-- YOUR GOAL --
Reproduce the listing word for word, leaving every picture behind.
• • • • • • •
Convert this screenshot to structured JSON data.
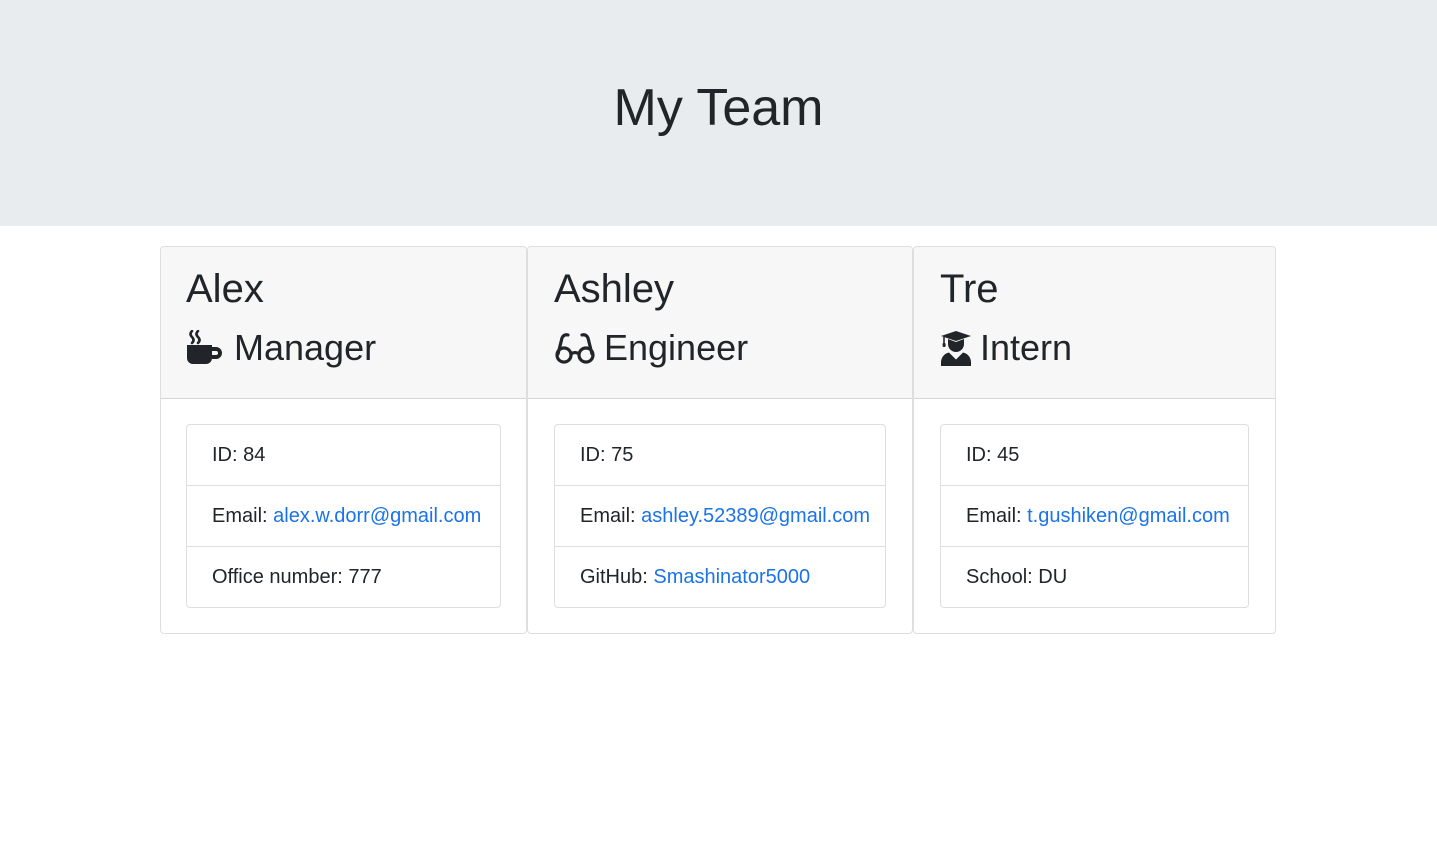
{
  "header": {
    "title": "My Team"
  },
  "colors": {
    "header_background": "#e9ecef",
    "card_header_background": "#f7f7f7",
    "link": "#1a73e8",
    "text": "#212529"
  },
  "employees": [
    {
      "name": "Alex",
      "role": "Manager",
      "role_icon": "mug-hot-icon",
      "id_label": "ID: ",
      "id": "84",
      "email_label": "Email: ",
      "email": "alex.w.dorr@gmail.com",
      "extra_label": "Office number: ",
      "extra_value": "777"
    },
    {
      "name": "Ashley",
      "role": "Engineer",
      "role_icon": "glasses-icon",
      "id_label": "ID: ",
      "id": "75",
      "email_label": "Email: ",
      "email": "ashley.52389@gmail.com",
      "extra_label": "GitHub: ",
      "extra_value": "Smashinator5000"
    },
    {
      "name": "Tre",
      "role": "Intern",
      "role_icon": "user-graduate-icon",
      "id_label": "ID: ",
      "id": "45",
      "email_label": "Email: ",
      "email": "t.gushiken@gmail.com",
      "extra_label": "School: ",
      "extra_value": "DU"
    }
  ]
}
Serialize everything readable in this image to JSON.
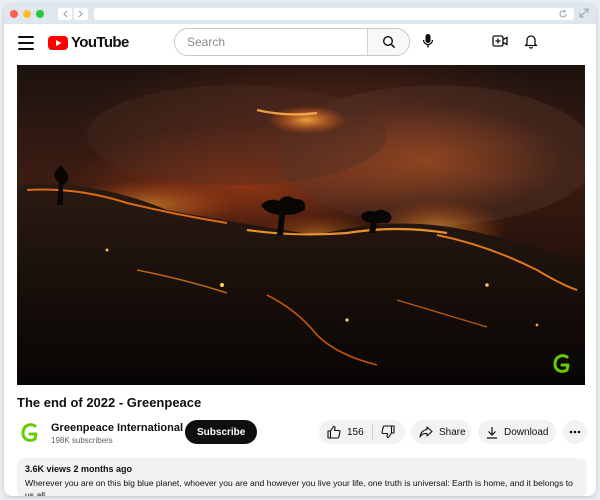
{
  "header": {
    "logo_text": "YouTube",
    "search_placeholder": "Search"
  },
  "video": {
    "title": "The end of 2022 - Greenpeace"
  },
  "channel": {
    "name": "Greenpeace International",
    "subscribers": "198K subscribers",
    "subscribe_label": "Subscribe"
  },
  "actions": {
    "like_count": "156",
    "share_label": "Share",
    "download_label": "Download"
  },
  "description": {
    "meta": "3.6K views  2 months ago",
    "text": "Wherever you are on this big blue planet, whoever you are and however you live your life, one truth is universal: Earth is home, and it belongs to us all."
  },
  "colors": {
    "brand_red": "#ff0000",
    "greenpeace_green": "#66cc00"
  }
}
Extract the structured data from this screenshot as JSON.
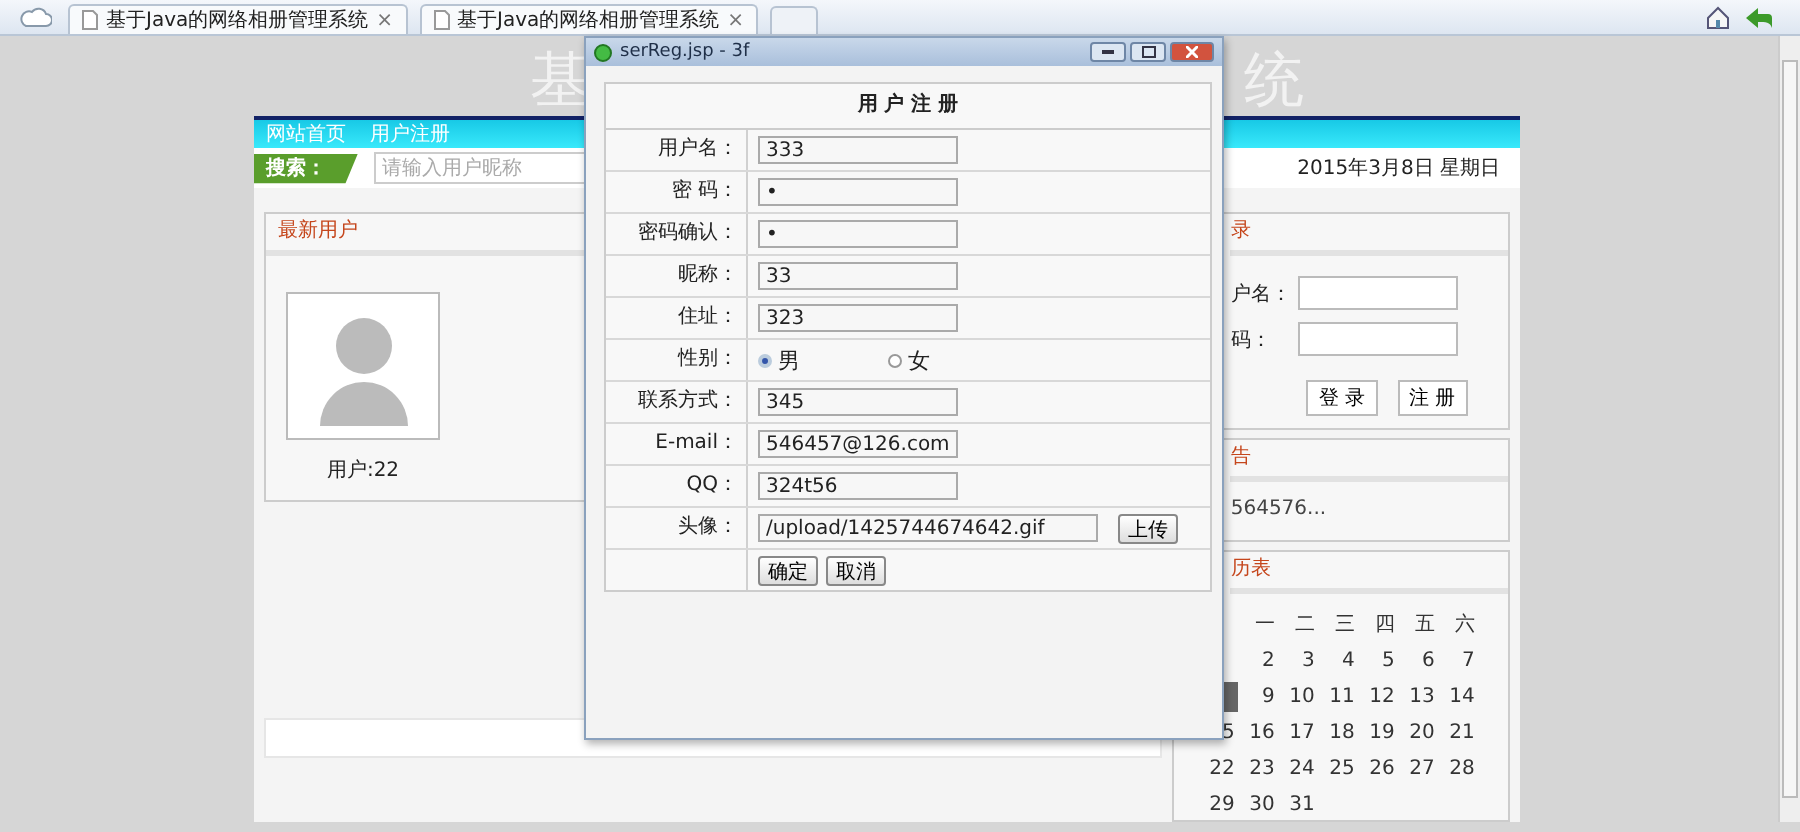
{
  "browser": {
    "tabs": [
      {
        "title": "基于Java的网络相册管理系统",
        "close": "×"
      },
      {
        "title": "基于Java的网络相册管理系统",
        "close": "×"
      }
    ]
  },
  "header": {
    "title_fragments": [
      "基",
      "统"
    ]
  },
  "nav": [
    {
      "label": "网站首页"
    },
    {
      "label": "用户注册"
    }
  ],
  "search": {
    "label": "搜索：",
    "placeholder": "请输入用户昵称",
    "date": "2015年3月8日 星期日"
  },
  "latest_users": {
    "title": "最新用户",
    "users": [
      {
        "caption": "用户:22"
      }
    ]
  },
  "login": {
    "title": "录",
    "fields": [
      {
        "label": "户名："
      },
      {
        "label": "码："
      }
    ],
    "buttons": [
      "登 录",
      "注 册"
    ]
  },
  "notice": {
    "title": "告",
    "text": "564576..."
  },
  "calendar": {
    "title": "历表",
    "weekdays": [
      "一",
      "二",
      "三",
      "四",
      "五",
      "六"
    ],
    "rows": [
      [
        {
          "today": false
        },
        {
          "text": "2",
          "today": false
        },
        {
          "text": "3",
          "today": false
        },
        {
          "text": "4",
          "today": false
        },
        {
          "text": "5",
          "today": false
        },
        {
          "text": "6",
          "today": false
        },
        {
          "text": "7",
          "today": false
        }
      ],
      [
        {
          "today": true
        },
        {
          "text": "9",
          "today": false
        },
        {
          "text": "10",
          "today": false
        },
        {
          "text": "11",
          "today": false
        },
        {
          "text": "12",
          "today": false
        },
        {
          "text": "13",
          "today": false
        },
        {
          "text": "14",
          "today": false
        }
      ],
      [
        {
          "text": "5",
          "today": false
        },
        {
          "text": "16",
          "today": false
        },
        {
          "text": "17",
          "today": false
        },
        {
          "text": "18",
          "today": false
        },
        {
          "text": "19",
          "today": false
        },
        {
          "text": "20",
          "today": false
        },
        {
          "text": "21",
          "today": false
        }
      ],
      [
        {
          "text": "22",
          "today": false
        },
        {
          "text": "23",
          "today": false
        },
        {
          "text": "24",
          "today": false
        },
        {
          "text": "25",
          "today": false
        },
        {
          "text": "26",
          "today": false
        },
        {
          "text": "27",
          "today": false
        },
        {
          "text": "28",
          "today": false
        }
      ],
      [
        {
          "text": "29",
          "today": false
        },
        {
          "text": "30",
          "today": false
        },
        {
          "text": "31",
          "today": false
        }
      ]
    ]
  },
  "dialog": {
    "title": "serReg.jsp - 3f",
    "form_title": "用 户 注 册",
    "rows": [
      {
        "kind": "text",
        "label": "用户名：",
        "value": "333"
      },
      {
        "kind": "text",
        "label": "密 码：",
        "value": "•"
      },
      {
        "kind": "text",
        "label": "密码确认：",
        "value": "•"
      },
      {
        "kind": "text",
        "label": "昵称：",
        "value": "33"
      },
      {
        "kind": "text",
        "label": "住址：",
        "value": "323"
      },
      {
        "kind": "radio",
        "label": "性别：",
        "options": [
          {
            "label": "男",
            "selected": true
          },
          {
            "label": "女",
            "selected": false
          }
        ]
      },
      {
        "kind": "text",
        "label": "联系方式：",
        "value": "345"
      },
      {
        "kind": "text",
        "label": "E-mail：",
        "value": "546457@126.com"
      },
      {
        "kind": "text",
        "label": "QQ：",
        "value": "324t56"
      },
      {
        "kind": "file",
        "label": "头像：",
        "value": "/upload/1425744674642.gif",
        "button": "上传"
      },
      {
        "kind": "buttons",
        "buttons": [
          "确定",
          "取消"
        ]
      }
    ]
  }
}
• • • • • • •
-- COMPLETE RESPONSE --
Convert this screenshot to structured JSON data.
{
  "header": {
    "title": "My Team"
  },
  "colors": {
    "header_background": "#e9ecef",
    "card_header_background": "#f7f7f7",
    "link": "#1a73e8",
    "text": "#212529"
  },
  "employees": [
    {
      "name": "Alex",
      "role": "Manager",
      "role_icon": "mug-hot-icon",
      "id_label": "ID: ",
      "id": "84",
      "email_label": "Email: ",
      "email": "alex.w.dorr@gmail.com",
      "extra_label": "Office number: ",
      "extra_value": "777"
    },
    {
      "name": "Ashley",
      "role": "Engineer",
      "role_icon": "glasses-icon",
      "id_label": "ID: ",
      "id": "75",
      "email_label": "Email: ",
      "email": "ashley.52389@gmail.com",
      "extra_label": "GitHub: ",
      "extra_value": "Smashinator5000"
    },
    {
      "name": "Tre",
      "role": "Intern",
      "role_icon": "user-graduate-icon",
      "id_label": "ID: ",
      "id": "45",
      "email_label": "Email: ",
      "email": "t.gushiken@gmail.com",
      "extra_label": "School: ",
      "extra_value": "DU"
    }
  ]
}
Serialize everything readable in this image to JSON.
{
  "header": {
    "logo_text": "YouTube",
    "search_placeholder": "Search"
  },
  "video": {
    "title": "The end of 2022 - Greenpeace"
  },
  "channel": {
    "name": "Greenpeace International",
    "subscribers": "198K subscribers",
    "subscribe_label": "Subscribe"
  },
  "actions": {
    "like_count": "156",
    "share_label": "Share",
    "download_label": "Download"
  },
  "description": {
    "meta": "3.6K views  2 months ago",
    "text": "Wherever you are on this big blue planet, whoever you are and however you live your life, one truth is universal: Earth is home, and it belongs to us all."
  },
  "colors": {
    "brand_red": "#ff0000",
    "greenpeace_green": "#66cc00"
  }
}
Extract the structured data from this screenshot as JSON.
{
  "browser": {
    "tabs": [
      {
        "title": "基于Java的网络相册管理系统",
        "close": "×"
      },
      {
        "title": "基于Java的网络相册管理系统",
        "close": "×"
      }
    ]
  },
  "header": {
    "title_fragments": [
      "基",
      "统"
    ]
  },
  "nav": [
    {
      "label": "网站首页"
    },
    {
      "label": "用户注册"
    }
  ],
  "search": {
    "label": "搜索：",
    "placeholder": "请输入用户昵称",
    "date": "2015年3月8日 星期日"
  },
  "latest_users": {
    "title": "最新用户",
    "users": [
      {
        "caption": "用户:22"
      }
    ]
  },
  "login": {
    "title": "录",
    "fields": [
      {
        "label": "户名："
      },
      {
        "label": "码："
      }
    ],
    "buttons": [
      "登 录",
      "注 册"
    ]
  },
  "notice": {
    "title": "告",
    "text": "564576..."
  },
  "calendar": {
    "title": "历表",
    "weekdays": [
      "一",
      "二",
      "三",
      "四",
      "五",
      "六"
    ],
    "rows": [
      [
        {
          "today": false
        },
        {
          "text": "2",
          "today": false
        },
        {
          "text": "3",
          "today": false
        },
        {
          "text": "4",
          "today": false
        },
        {
          "text": "5",
          "today": false
        },
        {
          "text": "6",
          "today": false
        },
        {
          "text": "7",
          "today": false
        }
      ],
      [
        {
          "today": true
        },
        {
          "text": "9",
          "today": false
        },
        {
          "text": "10",
          "today": false
        },
        {
          "text": "11",
          "today": false
        },
        {
          "text": "12",
          "today": false
        },
        {
          "text": "13",
          "today": false
        },
        {
          "text": "14",
          "today": false
        }
      ],
      [
        {
          "text": "5",
          "today": false
        },
        {
          "text": "16",
          "today": false
        },
        {
          "text": "17",
          "today": false
        },
        {
          "text": "18",
          "today": false
        },
        {
          "text": "19",
          "today": false
        },
        {
          "text": "20",
          "today": false
        },
        {
          "text": "21",
          "today": false
        }
      ],
      [
        {
          "text": "22",
          "today": false
        },
        {
          "text": "23",
          "today": false
        },
        {
          "text": "24",
          "today": false
        },
        {
          "text": "25",
          "today": false
        },
        {
          "text": "26",
          "today": false
        },
        {
          "text": "27",
          "today": false
        },
        {
          "text": "28",
          "today": false
        }
      ],
      [
        {
          "text": "29",
          "today": false
        },
        {
          "text": "30",
          "today": false
        },
        {
          "text": "31",
          "today": false
        }
      ]
    ]
  },
  "dialog": {
    "title": "serReg.jsp - 3f",
    "form_title": "用 户 注 册",
    "rows": [
      {
        "kind": "text",
        "label": "用户名：",
        "value": "333"
      },
      {
        "kind": "text",
        "label": "密 码：",
        "value": "•"
      },
      {
        "kind": "text",
        "label": "密码确认：",
        "value": "•"
      },
      {
        "kind": "text",
        "label": "昵称：",
        "value": "33"
      },
      {
        "kind": "text",
        "label": "住址：",
        "value": "323"
      },
      {
        "kind": "radio",
        "label": "性别：",
        "options": [
          {
            "label": "男",
            "selected": true
          },
          {
            "label": "女",
            "selected": false
          }
        ]
      },
      {
        "kind": "text",
        "label": "联系方式：",
        "value": "345"
      },
      {
        "kind": "text",
        "label": "E-mail：",
        "value": "546457@126.com"
      },
      {
        "kind": "text",
        "label": "QQ：",
        "value": "324t56"
      },
      {
        "kind": "file",
        "label": "头像：",
        "value": "/upload/1425744674642.gif",
        "button": "上传"
      },
      {
        "kind": "buttons",
        "buttons": [
          "确定",
          "取消"
        ]
      }
    ]
  }
}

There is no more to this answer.